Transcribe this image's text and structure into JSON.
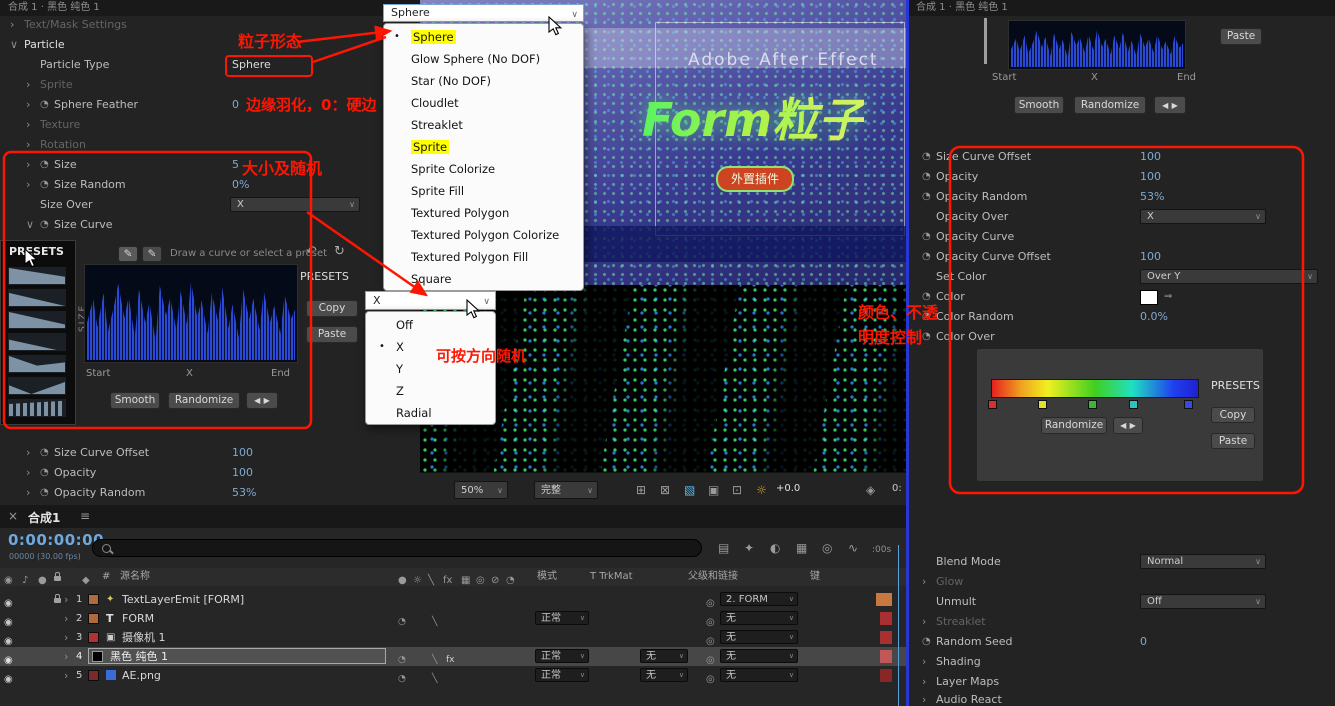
{
  "icons": {
    "collapsed": "›",
    "expanded": "∨",
    "stopwatch": "◔",
    "dropdown": "∨",
    "bullet": "•",
    "pencil": "✎",
    "undo": "↶",
    "redo": "↻",
    "prev": "◀",
    "next": "▶",
    "eye": "◉",
    "audio": "♪",
    "solo": "●",
    "close": "×",
    "menu": "≡",
    "pickwhip": "◎",
    "eyedropper": "⇒",
    "label_flag": "◆",
    "hash": "#",
    "text_layer": "T",
    "camera": "▣",
    "emitter": "✦",
    "sun": "☼",
    "quality_slash": "╲",
    "fx": "fx",
    "frame_blend": "▦",
    "motion_blur": "◎",
    "adjustment": "⊘",
    "dim_circle": "◔",
    "grid": "⊞",
    "mask": "⊠",
    "region": "▧",
    "guides": "▣",
    "rulers": "⊡",
    "gem": "◈",
    "flowchart": "▤",
    "draft": "✦",
    "shy": "◐",
    "wavetool": "∿"
  },
  "left_panel": {
    "tab": "合成 1 · 黑色 纯色 1",
    "rows": [
      {
        "label": "Text/Mask Settings"
      },
      {
        "label": "Particle"
      },
      {
        "label": "Particle Type",
        "value": "Sphere"
      },
      {
        "label": "Sprite"
      },
      {
        "label": "Sphere Feather",
        "value": "0"
      },
      {
        "label": "Texture"
      },
      {
        "label": "Rotation"
      },
      {
        "label": "Size",
        "value": "5"
      },
      {
        "label": "Size Random",
        "value": "0%"
      },
      {
        "label": "Size Over",
        "value": "X"
      },
      {
        "label": "Size Curve"
      }
    ],
    "curve": {
      "presets_title": "PRESETS",
      "hint": "Draw a curve or select a preset",
      "axis": "SIZE",
      "start": "Start",
      "mid": "X",
      "end": "End",
      "smooth": "Smooth",
      "randomize": "Randomize",
      "side_presets": "PRESETS",
      "copy": "Copy",
      "paste": "Paste"
    },
    "rows2": [
      {
        "label": "Size Curve Offset",
        "value": "100"
      },
      {
        "label": "Opacity",
        "value": "100"
      },
      {
        "label": "Opacity Random",
        "value": "53%"
      }
    ]
  },
  "particle_dropdown": {
    "selected": "Sphere",
    "items": [
      "Sphere",
      "Glow Sphere (No DOF)",
      "Star (No DOF)",
      "Cloudlet",
      "Streaklet",
      "Sprite",
      "Sprite Colorize",
      "Sprite Fill",
      "Textured Polygon",
      "Textured Polygon Colorize",
      "Textured Polygon Fill",
      "Square"
    ]
  },
  "direction_dropdown": {
    "selected": "X",
    "items": [
      "Off",
      "X",
      "Y",
      "Z",
      "Radial"
    ]
  },
  "viewer": {
    "watermark": "Adobe After Effect",
    "headline": "Form粒子",
    "badge": "外置插件",
    "zoom": "50%",
    "quality": "完整",
    "exposure": "+0.0",
    "time_fragment": "0:"
  },
  "timeline": {
    "tab": "合成1",
    "timecode": "0:00:00:00",
    "frame_info": "00000 (30.00 fps)",
    "ruler": ":00s",
    "name_header": "源名称",
    "mode_header": "模式",
    "trkmat_header": "T TrkMat",
    "parent_header": "父级和链接",
    "keys_header": "键",
    "layers": [
      {
        "num": "1",
        "name": "TextLayerEmit [FORM]",
        "mode": "",
        "trkmat": "",
        "parent": "2. FORM"
      },
      {
        "num": "2",
        "name": "FORM",
        "mode": "正常",
        "trkmat": "",
        "parent": "无"
      },
      {
        "num": "3",
        "name": "摄像机 1",
        "mode": "",
        "trkmat": "",
        "parent": "无"
      },
      {
        "num": "4",
        "name": "黑色 纯色 1",
        "mode": "正常",
        "trkmat": "无",
        "parent": "无"
      },
      {
        "num": "5",
        "name": "AE.png",
        "mode": "正常",
        "trkmat": "无",
        "parent": "无"
      }
    ]
  },
  "right_panel": {
    "tab": "合成 1 · 黑色 纯色 1",
    "paste": "Paste",
    "start": "Start",
    "mid": "X",
    "end": "End",
    "smooth": "Smooth",
    "randomize": "Randomize",
    "rows": [
      {
        "label": "Size Curve Offset",
        "value": "100"
      },
      {
        "label": "Opacity",
        "value": "100"
      },
      {
        "label": "Opacity Random",
        "value": "53%"
      },
      {
        "label": "Opacity Over",
        "value": "X"
      },
      {
        "label": "Opacity Curve",
        "value": ""
      },
      {
        "label": "Opacity Curve Offset",
        "value": "100"
      },
      {
        "label": "Set Color",
        "value": "Over Y"
      },
      {
        "label": "Color",
        "value": ""
      },
      {
        "label": "Color Random",
        "value": "0.0%"
      },
      {
        "label": "Color Over",
        "value": ""
      }
    ],
    "gradient": {
      "presets": "PRESETS",
      "randomize": "Randomize",
      "copy": "Copy",
      "paste": "Paste"
    },
    "rows2": [
      {
        "label": "Blend Mode",
        "value": "Normal"
      },
      {
        "label": "Glow",
        "value": ""
      },
      {
        "label": "Unmult",
        "value": "Off"
      },
      {
        "label": "Streaklet",
        "value": ""
      },
      {
        "label": "Random Seed",
        "value": "0"
      },
      {
        "label": "Shading",
        "value": ""
      },
      {
        "label": "Layer Maps",
        "value": ""
      },
      {
        "label": "Audio React",
        "value": ""
      }
    ]
  },
  "annotations": {
    "particle_shape": "粒子形态",
    "feather": "边缘羽化，0：硬边",
    "size_random": "大小及随机",
    "direction_random": "可按方向随机",
    "color_line1": "颜色、不透",
    "color_line2": "明度控制"
  }
}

──────────────────────────────

WHAT NEEDS TO BE DONE: Your copy should repeat each entry above exactly but contain no pictures.

FINAL RESULT:
Transcribe this image's text and structure into JSON.
{
  "icons": {
    "collapsed": "›",
    "expanded": "∨",
    "stopwatch": "◔",
    "dropdown": "∨",
    "bullet": "•",
    "pencil": "✎",
    "undo": "↶",
    "redo": "↻",
    "prev": "◀",
    "next": "▶",
    "eye": "◉",
    "audio": "♪",
    "solo": "●",
    "close": "×",
    "menu": "≡",
    "pickwhip": "◎",
    "eyedropper": "⇒",
    "label_flag": "◆",
    "hash": "#",
    "text_layer": "T",
    "camera": "▣",
    "emitter": "✦",
    "sun": "☼",
    "quality_slash": "╲",
    "fx": "fx",
    "frame_blend": "▦",
    "motion_blur": "◎",
    "adjustment": "⊘",
    "dim_circle": "◔",
    "grid": "⊞",
    "mask": "⊠",
    "region": "▧",
    "guides": "▣",
    "rulers": "⊡",
    "gem": "◈",
    "flowchart": "▤",
    "draft": "✦",
    "shy": "◐",
    "wavetool": "∿"
  },
  "left_panel": {
    "tab": "合成 1 · 黑色 纯色 1",
    "rows": [
      {
        "label": "Text/Mask Settings"
      },
      {
        "label": "Particle"
      },
      {
        "label": "Particle Type",
        "value": "Sphere"
      },
      {
        "label": "Sprite"
      },
      {
        "label": "Sphere Feather",
        "value": "0"
      },
      {
        "label": "Texture"
      },
      {
        "label": "Rotation"
      },
      {
        "label": "Size",
        "value": "5"
      },
      {
        "label": "Size Random",
        "value": "0%"
      },
      {
        "label": "Size Over",
        "value": "X"
      },
      {
        "label": "Size Curve"
      }
    ],
    "curve": {
      "presets_title": "PRESETS",
      "hint": "Draw a curve or select a preset",
      "axis": "SIZE",
      "start": "Start",
      "mid": "X",
      "end": "End",
      "smooth": "Smooth",
      "randomize": "Randomize",
      "side_presets": "PRESETS",
      "copy": "Copy",
      "paste": "Paste"
    },
    "rows2": [
      {
        "label": "Size Curve Offset",
        "value": "100"
      },
      {
        "label": "Opacity",
        "value": "100"
      },
      {
        "label": "Opacity Random",
        "value": "53%"
      }
    ]
  },
  "particle_dropdown": {
    "selected": "Sphere",
    "items": [
      "Sphere",
      "Glow Sphere (No DOF)",
      "Star (No DOF)",
      "Cloudlet",
      "Streaklet",
      "Sprite",
      "Sprite Colorize",
      "Sprite Fill",
      "Textured Polygon",
      "Textured Polygon Colorize",
      "Textured Polygon Fill",
      "Square"
    ]
  },
  "direction_dropdown": {
    "selected": "X",
    "items": [
      "Off",
      "X",
      "Y",
      "Z",
      "Radial"
    ]
  },
  "viewer": {
    "watermark": "Adobe After Effect",
    "headline": "Form粒子",
    "badge": "外置插件",
    "zoom": "50%",
    "quality": "完整",
    "exposure": "+0.0",
    "time_fragment": "0:"
  },
  "timeline": {
    "tab": "合成1",
    "timecode": "0:00:00:00",
    "frame_info": "00000 (30.00 fps)",
    "ruler": ":00s",
    "name_header": "源名称",
    "mode_header": "模式",
    "trkmat_header": "T TrkMat",
    "parent_header": "父级和链接",
    "keys_header": "键",
    "layers": [
      {
        "num": "1",
        "name": "TextLayerEmit [FORM]",
        "mode": "",
        "trkmat": "",
        "parent": "2. FORM"
      },
      {
        "num": "2",
        "name": "FORM",
        "mode": "正常",
        "trkmat": "",
        "parent": "无"
      },
      {
        "num": "3",
        "name": "摄像机 1",
        "mode": "",
        "trkmat": "",
        "parent": "无"
      },
      {
        "num": "4",
        "name": "黑色 纯色 1",
        "mode": "正常",
        "trkmat": "无",
        "parent": "无"
      },
      {
        "num": "5",
        "name": "AE.png",
        "mode": "正常",
        "trkmat": "无",
        "parent": "无"
      }
    ]
  },
  "right_panel": {
    "tab": "合成 1 · 黑色 纯色 1",
    "paste": "Paste",
    "start": "Start",
    "mid": "X",
    "end": "End",
    "smooth": "Smooth",
    "randomize": "Randomize",
    "rows": [
      {
        "label": "Size Curve Offset",
        "value": "100"
      },
      {
        "label": "Opacity",
        "value": "100"
      },
      {
        "label": "Opacity Random",
        "value": "53%"
      },
      {
        "label": "Opacity Over",
        "value": "X"
      },
      {
        "label": "Opacity Curve",
        "value": ""
      },
      {
        "label": "Opacity Curve Offset",
        "value": "100"
      },
      {
        "label": "Set Color",
        "value": "Over Y"
      },
      {
        "label": "Color",
        "value": ""
      },
      {
        "label": "Color Random",
        "value": "0.0%"
      },
      {
        "label": "Color Over",
        "value": ""
      }
    ],
    "gradient": {
      "presets": "PRESETS",
      "randomize": "Randomize",
      "copy": "Copy",
      "paste": "Paste"
    },
    "rows2": [
      {
        "label": "Blend Mode",
        "value": "Normal"
      },
      {
        "label": "Glow",
        "value": ""
      },
      {
        "label": "Unmult",
        "value": "Off"
      },
      {
        "label": "Streaklet",
        "value": ""
      },
      {
        "label": "Random Seed",
        "value": "0"
      },
      {
        "label": "Shading",
        "value": ""
      },
      {
        "label": "Layer Maps",
        "value": ""
      },
      {
        "label": "Audio React",
        "value": ""
      }
    ]
  },
  "annotations": {
    "particle_shape": "粒子形态",
    "feather": "边缘羽化，0：硬边",
    "size_random": "大小及随机",
    "direction_random": "可按方向随机",
    "color_line1": "颜色、不透",
    "color_line2": "明度控制"
  }
}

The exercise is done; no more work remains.